[start]

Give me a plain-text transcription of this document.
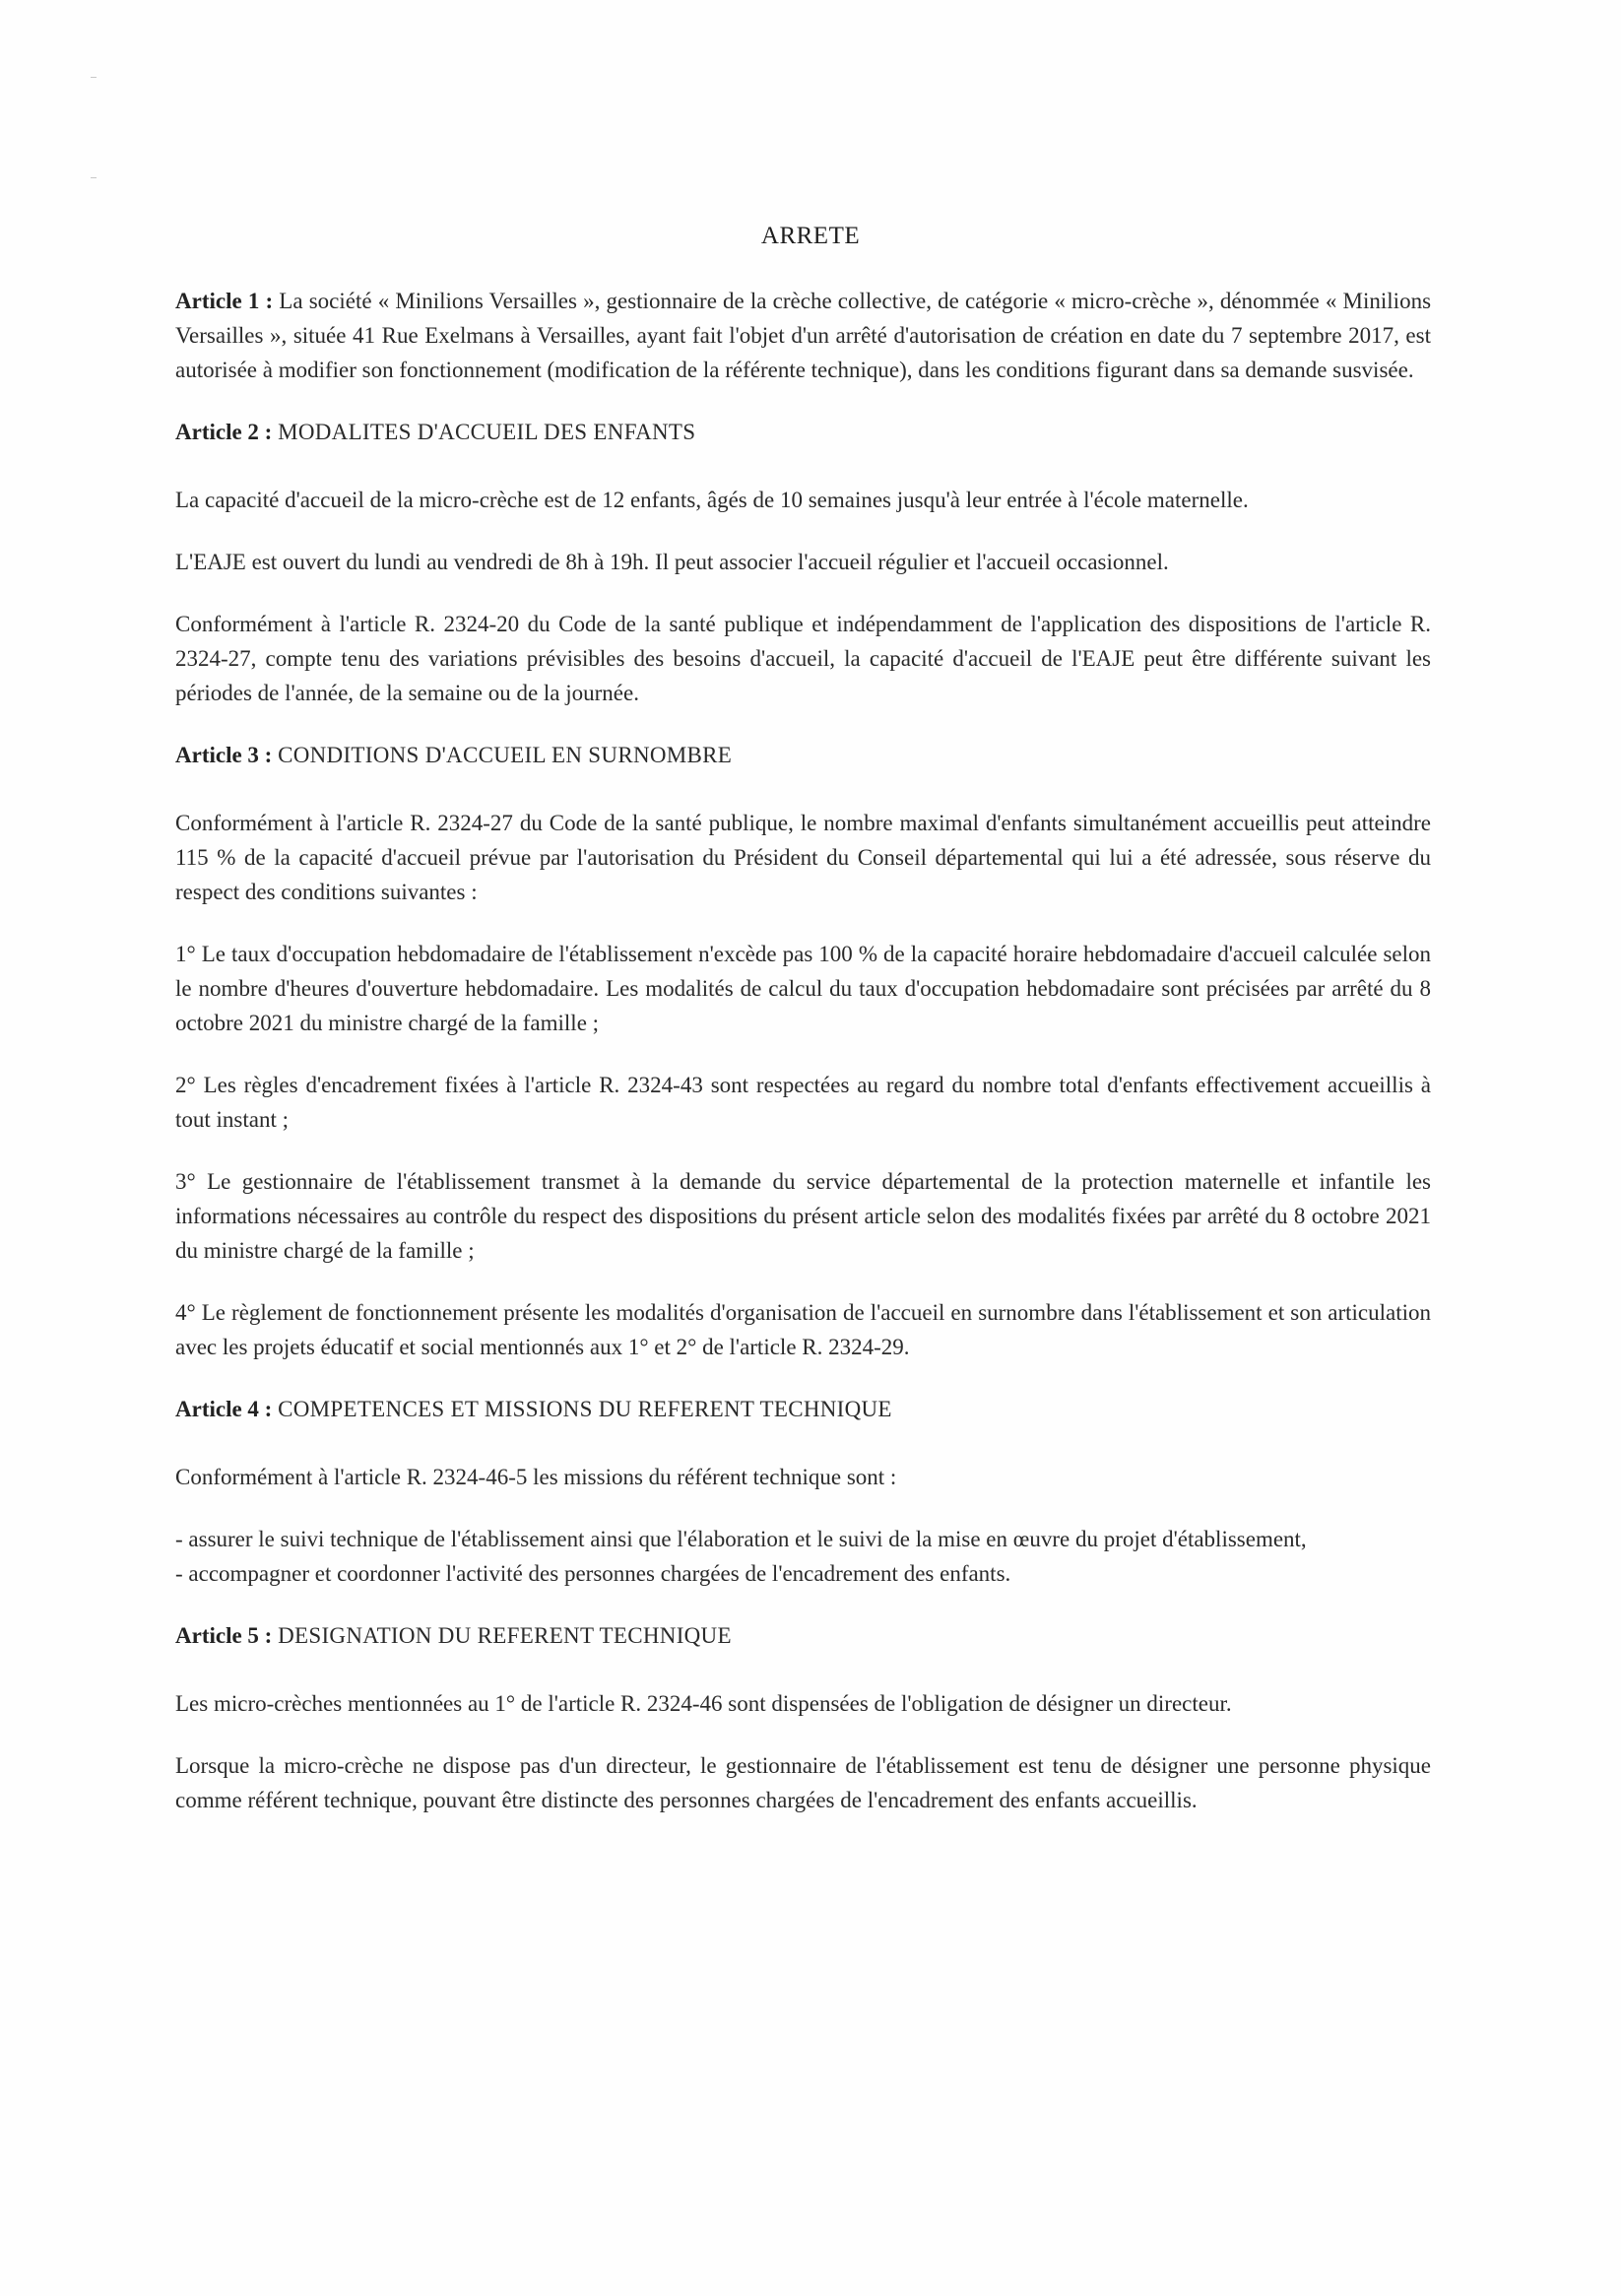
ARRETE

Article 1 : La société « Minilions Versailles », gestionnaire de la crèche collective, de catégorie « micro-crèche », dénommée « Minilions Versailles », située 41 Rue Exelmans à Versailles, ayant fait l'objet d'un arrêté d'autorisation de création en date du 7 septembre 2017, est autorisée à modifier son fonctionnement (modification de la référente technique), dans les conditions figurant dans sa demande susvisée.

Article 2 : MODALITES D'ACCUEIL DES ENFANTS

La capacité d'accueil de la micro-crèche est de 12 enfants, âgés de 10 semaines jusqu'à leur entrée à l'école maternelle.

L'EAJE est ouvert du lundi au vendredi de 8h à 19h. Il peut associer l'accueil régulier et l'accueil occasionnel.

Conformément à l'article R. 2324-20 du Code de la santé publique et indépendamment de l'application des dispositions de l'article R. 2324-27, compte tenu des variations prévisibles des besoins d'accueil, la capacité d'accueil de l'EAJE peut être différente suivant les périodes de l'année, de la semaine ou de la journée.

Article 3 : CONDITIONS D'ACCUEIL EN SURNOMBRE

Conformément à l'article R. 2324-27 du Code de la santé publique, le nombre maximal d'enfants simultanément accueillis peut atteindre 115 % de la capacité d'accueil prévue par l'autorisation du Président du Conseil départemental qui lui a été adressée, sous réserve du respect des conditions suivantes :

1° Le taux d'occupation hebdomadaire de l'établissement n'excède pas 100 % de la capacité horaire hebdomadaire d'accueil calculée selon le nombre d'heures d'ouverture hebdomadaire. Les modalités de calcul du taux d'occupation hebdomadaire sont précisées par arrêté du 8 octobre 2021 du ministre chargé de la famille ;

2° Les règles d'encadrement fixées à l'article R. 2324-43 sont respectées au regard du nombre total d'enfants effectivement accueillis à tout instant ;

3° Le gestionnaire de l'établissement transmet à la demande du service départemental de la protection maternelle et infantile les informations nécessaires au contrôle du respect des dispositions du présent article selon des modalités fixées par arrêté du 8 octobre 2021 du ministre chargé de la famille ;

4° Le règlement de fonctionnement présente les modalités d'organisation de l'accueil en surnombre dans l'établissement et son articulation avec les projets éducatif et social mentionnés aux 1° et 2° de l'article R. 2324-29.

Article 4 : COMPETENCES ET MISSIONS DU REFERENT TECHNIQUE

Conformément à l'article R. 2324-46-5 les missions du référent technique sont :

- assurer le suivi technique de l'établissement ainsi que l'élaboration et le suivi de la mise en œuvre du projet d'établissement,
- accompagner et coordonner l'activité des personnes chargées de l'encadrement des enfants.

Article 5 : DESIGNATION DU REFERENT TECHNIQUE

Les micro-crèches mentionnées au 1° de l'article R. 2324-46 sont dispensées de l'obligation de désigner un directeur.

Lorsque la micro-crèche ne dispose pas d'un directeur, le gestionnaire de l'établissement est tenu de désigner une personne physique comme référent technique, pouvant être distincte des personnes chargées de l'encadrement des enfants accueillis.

[end]

**EXERCISE PROMPT:** Take the data above and repeat it exactly, leaving each picture out.

**REPLY TO THE TASK:**
Give me a plain-text transcription of this document.
ARRETE

Article 1 : La société « Minilions Versailles », gestionnaire de la crèche collective, de catégorie « micro-crèche », dénommée « Minilions Versailles », située 41 Rue Exelmans à Versailles, ayant fait l'objet d'un arrêté d'autorisation de création en date du 7 septembre 2017, est autorisée à modifier son fonctionnement (modification de la référente technique), dans les conditions figurant dans sa demande susvisée.

Article 2 : MODALITES D'ACCUEIL DES ENFANTS

La capacité d'accueil de la micro-crèche est de 12 enfants, âgés de 10 semaines jusqu'à leur entrée à l'école maternelle.

L'EAJE est ouvert du lundi au vendredi de 8h à 19h. Il peut associer l'accueil régulier et l'accueil occasionnel.

Conformément à l'article R. 2324-20 du Code de la santé publique et indépendamment de l'application des dispositions de l'article R. 2324-27, compte tenu des variations prévisibles des besoins d'accueil, la capacité d'accueil de l'EAJE peut être différente suivant les périodes de l'année, de la semaine ou de la journée.

Article 3 : CONDITIONS D'ACCUEIL EN SURNOMBRE

Conformément à l'article R. 2324-27 du Code de la santé publique, le nombre maximal d'enfants simultanément accueillis peut atteindre 115 % de la capacité d'accueil prévue par l'autorisation du Président du Conseil départemental qui lui a été adressée, sous réserve du respect des conditions suivantes :

1° Le taux d'occupation hebdomadaire de l'établissement n'excède pas 100 % de la capacité horaire hebdomadaire d'accueil calculée selon le nombre d'heures d'ouverture hebdomadaire. Les modalités de calcul du taux d'occupation hebdomadaire sont précisées par arrêté du 8 octobre 2021 du ministre chargé de la famille ;

2° Les règles d'encadrement fixées à l'article R. 2324-43 sont respectées au regard du nombre total d'enfants effectivement accueillis à tout instant ;

3° Le gestionnaire de l'établissement transmet à la demande du service départemental de la protection maternelle et infantile les informations nécessaires au contrôle du respect des dispositions du présent article selon des modalités fixées par arrêté du 8 octobre 2021 du ministre chargé de la famille ;

4° Le règlement de fonctionnement présente les modalités d'organisation de l'accueil en surnombre dans l'établissement et son articulation avec les projets éducatif et social mentionnés aux 1° et 2° de l'article R. 2324-29.

Article 4 : COMPETENCES ET MISSIONS DU REFERENT TECHNIQUE

Conformément à l'article R. 2324-46-5 les missions du référent technique sont :

- assurer le suivi technique de l'établissement ainsi que l'élaboration et le suivi de la mise en œuvre du projet d'établissement,
- accompagner et coordonner l'activité des personnes chargées de l'encadrement des enfants.

Article 5 : DESIGNATION DU REFERENT TECHNIQUE

Les micro-crèches mentionnées au 1° de l'article R. 2324-46 sont dispensées de l'obligation de désigner un directeur.

Lorsque la micro-crèche ne dispose pas d'un directeur, le gestionnaire de l'établissement est tenu de désigner une personne physique comme référent technique, pouvant être distincte des personnes chargées de l'encadrement des enfants accueillis.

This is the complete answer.